— begin —
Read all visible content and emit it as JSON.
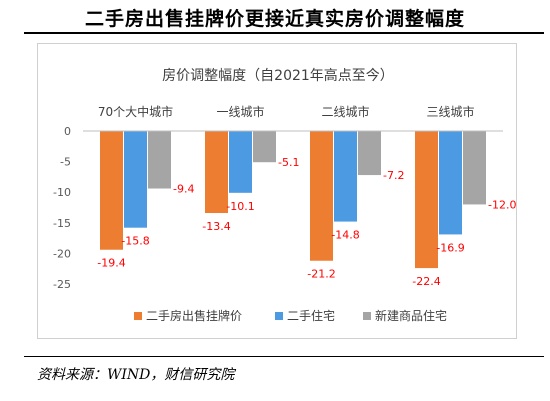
{
  "page": {
    "title": "二手房出售挂牌价更接近真实房价调整幅度",
    "source": "资料来源：WIND，财信研究院"
  },
  "colors": {
    "series_0": "#ed7d31",
    "series_1": "#4b9ae2",
    "series_2": "#a5a5a5",
    "data_label": "#ff0000"
  },
  "chart_data": {
    "type": "bar",
    "title": "房价调整幅度（自2021年高点至今）",
    "categories": [
      "70个大中城市",
      "一线城市",
      "二线城市",
      "三线城市"
    ],
    "category_axis_position": "top",
    "series": [
      {
        "name": "二手房出售挂牌价",
        "values": [
          -19.4,
          -13.4,
          -21.2,
          -22.4
        ]
      },
      {
        "name": "二手住宅",
        "values": [
          -15.8,
          -10.1,
          -14.8,
          -16.9
        ]
      },
      {
        "name": "新建商品住宅",
        "values": [
          -9.4,
          -5.1,
          -7.2,
          -12.0
        ]
      }
    ],
    "data_labels": [
      [
        "-19.4",
        "-13.4",
        "-21.2",
        "-22.4"
      ],
      [
        "-15.8",
        "-10.1",
        "-14.8",
        "-16.9"
      ],
      [
        "-9.4",
        "-5.1",
        "-7.2",
        "-12.0"
      ]
    ],
    "ylim": [
      -25,
      0
    ],
    "yticks": [
      0,
      -5,
      -10,
      -15,
      -20,
      -25
    ],
    "grid": false,
    "legend": "bottom",
    "xlabel": "",
    "ylabel": ""
  }
}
— end —
* **What you should do**: Within the material above, find the lines that contain the word "title"; copy them.

* **Result for this task**:
    "title": "二手房出售挂牌价更接近真实房价调整幅度",
    "title": "房价调整幅度（自2021年高点至今）",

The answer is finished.